### Task requirements
Please render the lines as a Markdown table with columns Row and Line, starting with the first line and going on through the line with "list-item[interactable]: 如月 樂: [42, 1941, 995, 2151]", leaving out blank lines. Include only those lines.

### Input for this task
□ □ □ □
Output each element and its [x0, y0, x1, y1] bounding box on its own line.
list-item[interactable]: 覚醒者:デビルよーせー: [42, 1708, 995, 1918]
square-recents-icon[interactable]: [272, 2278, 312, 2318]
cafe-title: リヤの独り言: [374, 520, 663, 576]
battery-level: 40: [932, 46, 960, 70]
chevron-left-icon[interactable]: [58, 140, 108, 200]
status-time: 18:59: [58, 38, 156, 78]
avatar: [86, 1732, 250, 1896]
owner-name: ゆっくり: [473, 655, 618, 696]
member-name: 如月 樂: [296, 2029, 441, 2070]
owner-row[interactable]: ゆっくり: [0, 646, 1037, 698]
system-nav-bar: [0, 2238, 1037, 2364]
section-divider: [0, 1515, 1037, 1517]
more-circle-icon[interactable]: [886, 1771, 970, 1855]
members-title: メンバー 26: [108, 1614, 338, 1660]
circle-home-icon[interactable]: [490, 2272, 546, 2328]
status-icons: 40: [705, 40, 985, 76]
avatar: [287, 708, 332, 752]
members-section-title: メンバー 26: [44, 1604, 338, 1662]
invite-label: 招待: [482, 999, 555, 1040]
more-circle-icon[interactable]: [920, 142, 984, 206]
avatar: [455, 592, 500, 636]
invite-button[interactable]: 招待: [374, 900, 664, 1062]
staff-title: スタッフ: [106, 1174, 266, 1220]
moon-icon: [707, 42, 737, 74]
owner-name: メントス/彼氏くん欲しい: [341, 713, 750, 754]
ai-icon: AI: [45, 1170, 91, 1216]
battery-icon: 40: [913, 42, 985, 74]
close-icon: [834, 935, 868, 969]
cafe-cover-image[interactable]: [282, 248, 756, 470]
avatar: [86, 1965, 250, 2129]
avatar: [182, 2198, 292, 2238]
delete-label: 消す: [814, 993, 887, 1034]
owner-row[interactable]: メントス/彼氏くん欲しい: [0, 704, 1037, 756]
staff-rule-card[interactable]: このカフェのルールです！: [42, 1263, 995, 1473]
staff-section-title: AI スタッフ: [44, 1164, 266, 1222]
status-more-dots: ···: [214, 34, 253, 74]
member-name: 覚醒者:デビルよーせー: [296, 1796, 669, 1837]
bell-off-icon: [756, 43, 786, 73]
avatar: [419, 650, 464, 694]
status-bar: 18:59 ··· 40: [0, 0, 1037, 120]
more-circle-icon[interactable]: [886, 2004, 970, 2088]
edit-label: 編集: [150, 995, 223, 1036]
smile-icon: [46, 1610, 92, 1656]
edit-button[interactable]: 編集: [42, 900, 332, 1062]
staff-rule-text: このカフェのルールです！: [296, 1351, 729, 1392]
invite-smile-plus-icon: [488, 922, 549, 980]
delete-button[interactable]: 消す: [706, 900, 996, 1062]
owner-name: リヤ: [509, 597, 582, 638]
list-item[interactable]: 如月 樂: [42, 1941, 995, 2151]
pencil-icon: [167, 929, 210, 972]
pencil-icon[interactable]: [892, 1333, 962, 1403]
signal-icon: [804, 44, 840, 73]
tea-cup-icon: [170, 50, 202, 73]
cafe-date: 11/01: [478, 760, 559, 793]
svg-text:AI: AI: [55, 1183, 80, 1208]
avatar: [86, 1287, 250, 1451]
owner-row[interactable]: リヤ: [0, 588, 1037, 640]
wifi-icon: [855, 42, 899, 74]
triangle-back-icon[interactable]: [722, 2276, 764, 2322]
□ □ □ □
### Task answer
| Row | Line |
|---|---|
| 1 | Output each element and its [x0, y0, x1, y1] bounding box on its own line. |
| 2 | list-item[interactable]: 覚醒者:デビルよーせー: [42, 1708, 995, 1918] |
| 3 | square-recents-icon[interactable]: [272, 2278, 312, 2318] |
| 4 | cafe-title: リヤの独り言: [374, 520, 663, 576] |
| 5 | battery-level: 40: [932, 46, 960, 70] |
| 6 | chevron-left-icon[interactable]: [58, 140, 108, 200] |
| 7 | status-time: 18:59: [58, 38, 156, 78] |
| 8 | avatar: [86, 1732, 250, 1896] |
| 9 | owner-name: ゆっくり: [473, 655, 618, 696] |
| 10 | member-name: 如月 樂: [296, 2029, 441, 2070] |
| 11 | owner-row[interactable]: ゆっくり: [0, 646, 1037, 698] |
| 12 | system-nav-bar: [0, 2238, 1037, 2364] |
| 13 | section-divider: [0, 1515, 1037, 1517] |
| 14 | more-circle-icon[interactable]: [886, 1771, 970, 1855] |
| 15 | members-title: メンバー 26: [108, 1614, 338, 1660] |
| 16 | circle-home-icon[interactable]: [490, 2272, 546, 2328] |
| 17 | status-icons: 40: [705, 40, 985, 76] |
| 18 | avatar: [287, 708, 332, 752] |
| 19 | members-section-title: メンバー 26: [44, 1604, 338, 1662] |
| 20 | invite-label: 招待: [482, 999, 555, 1040] |
| 21 | more-circle-icon[interactable]: [920, 142, 984, 206] |
| 22 | avatar: [455, 592, 500, 636] |
| 23 | invite-button[interactable]: 招待: [374, 900, 664, 1062] |
| 24 | staff-title: スタッフ: [106, 1174, 266, 1220] |
| 25 | moon-icon: [707, 42, 737, 74] |
| 26 | owner-name: メントス/彼氏くん欲しい: [341, 713, 750, 754] |
| 27 | ai-icon: AI: [45, 1170, 91, 1216] |
| 28 | battery-icon: 40: [913, 42, 985, 74] |
| 29 | close-icon: [834, 935, 868, 969] |
| 30 | cafe-cover-image[interactable]: [282, 248, 756, 470] |
| 31 | avatar: [86, 1965, 250, 2129] |
| 32 | avatar: [182, 2198, 292, 2238] |
| 33 | delete-label: 消す: [814, 993, 887, 1034] |
| 34 | owner-row[interactable]: メントス/彼氏くん欲しい: [0, 704, 1037, 756] |
| 35 | staff-rule-card[interactable]: このカフェのルールです！: [42, 1263, 995, 1473] |
| 36 | staff-section-title: AI スタッフ: [44, 1164, 266, 1222] |
| 37 | status-more-dots: ···: [214, 34, 253, 74] |
| 38 | member-name: 覚醒者:デビルよーせー: [296, 1796, 669, 1837] |
| 39 | bell-off-icon: [756, 43, 786, 73] |
| 40 | avatar: [419, 650, 464, 694] |
| 41 | status-bar: 18:59 ··· 40: [0, 0, 1037, 120] |
| 42 | more-circle-icon[interactable]: [886, 2004, 970, 2088] |
| 43 | edit-label: 編集: [150, 995, 223, 1036] |
| 44 | smile-icon: [46, 1610, 92, 1656] |
| 45 | edit-button[interactable]: 編集: [42, 900, 332, 1062] |
| 46 | staff-rule-text: このカフェのルールです！: [296, 1351, 729, 1392] |
| 47 | invite-smile-plus-icon: [488, 922, 549, 980] |
| 48 | delete-button[interactable]: 消す: [706, 900, 996, 1062] |
| 49 | owner-name: リヤ: [509, 597, 582, 638] |
| 50 | list-item[interactable]: 如月 樂: [42, 1941, 995, 2151] |